_Document extract_

[CST-2] Autocorrelation
Tom Puverle
tp225@cam.ac.uk
Wed, 1 May 2002 19:10:33 +0100
Alvin,
all the answers to the past questions are in the worksheet on his website.
As for the autocorrelation, the way it works it assumes that the noise is
random and ADDITIVE. It you correlate the function with itself (do all the
shifts from -inf to inf) the noise (since it's random) will cancel each
other out. However, since the pattern is not random, it will be reinforced.
The best it works (for those reasons) is with random gaussian noise and some
form of sin wave. (since it's perfectly periodic)
HTH,
Tom
> -----Original Message-----
> From: cst-2-admin@srcf.ucam.org [mailto:cst-2-admin@srcf.ucam.org]On
> Behalf Of Alvin
> Sent: 01 May 2002 16:58
> To: cst-2@srcf.ucam.org
> Subject: [CST-2] Autocorrelation
>
>
> Hi guys, I'm using the list!

_Data lines_
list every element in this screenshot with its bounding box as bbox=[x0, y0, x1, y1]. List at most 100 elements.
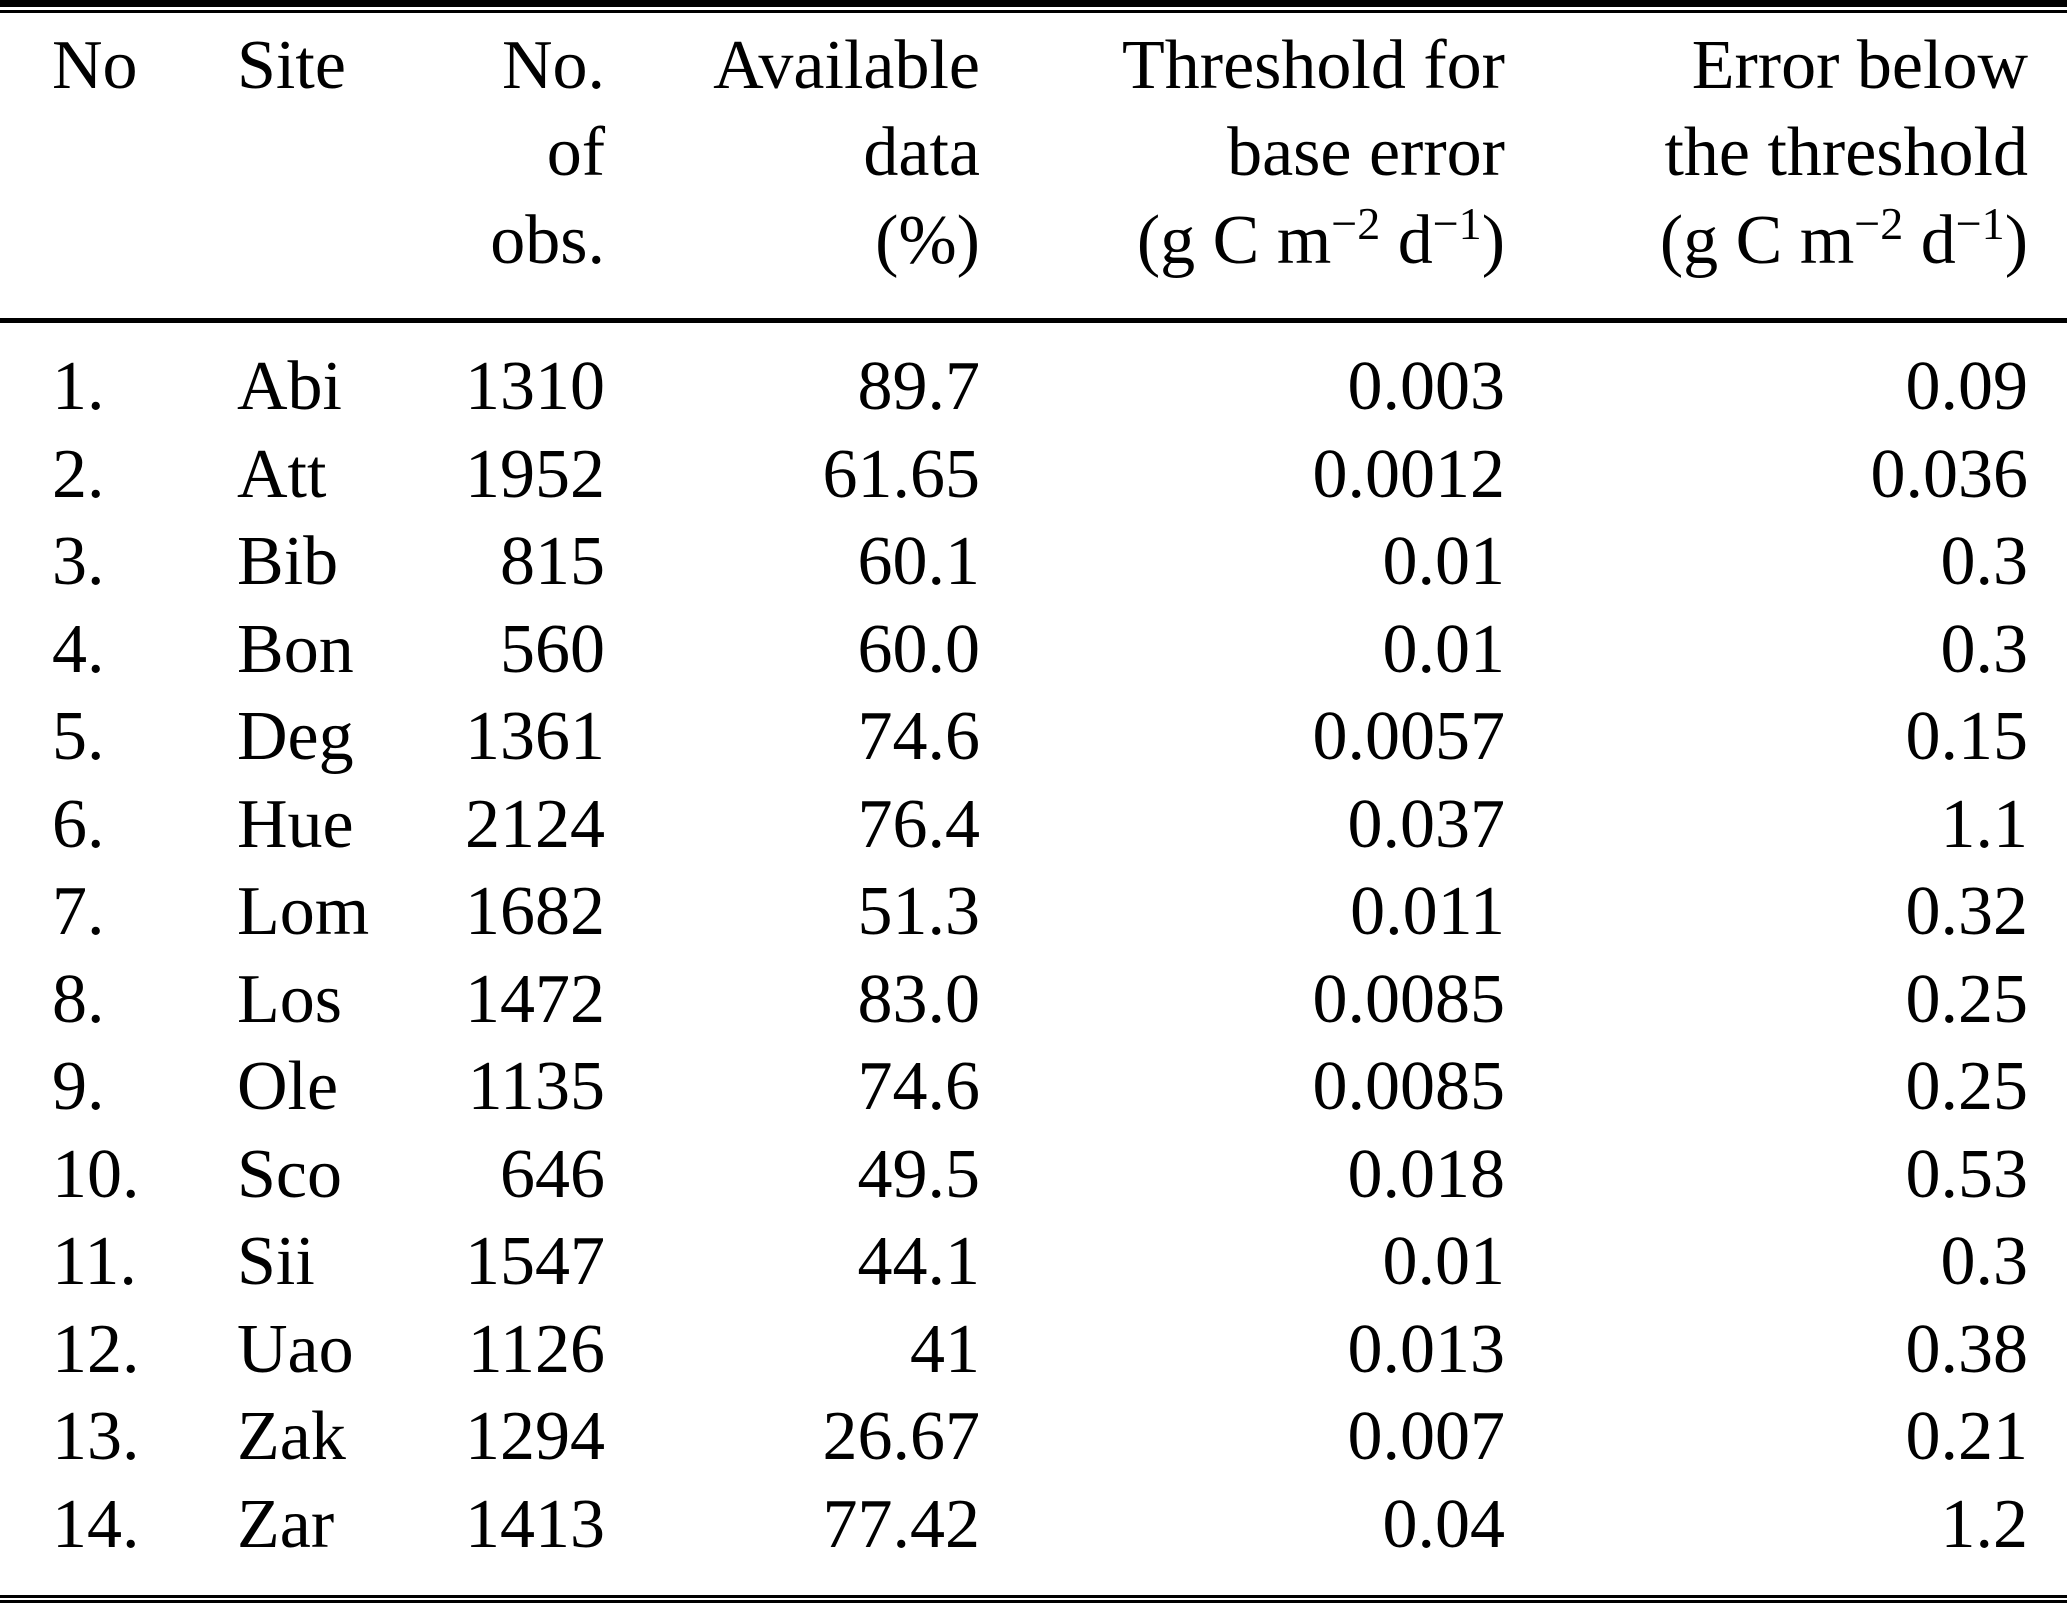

_Exercise goal_
Rewrite the autocorrelation message between "The best it" and "using the list!", inclusive, changing "sin wave" to "sine wave".

_Solution below_
The best it works (for those reasons) is with random gaussian noise and some
form of sine wave. (since it's perfectly periodic)
HTH,
Tom
> -----Original Message-----
> From: cst-2-admin@srcf.ucam.org [mailto:cst-2-admin@srcf.ucam.org]On
> Behalf Of Alvin
> Sent: 01 May 2002 16:58
> To: cst-2@srcf.ucam.org
> Subject: [CST-2] Autocorrelation
>
>
> Hi guys, I'm using the list!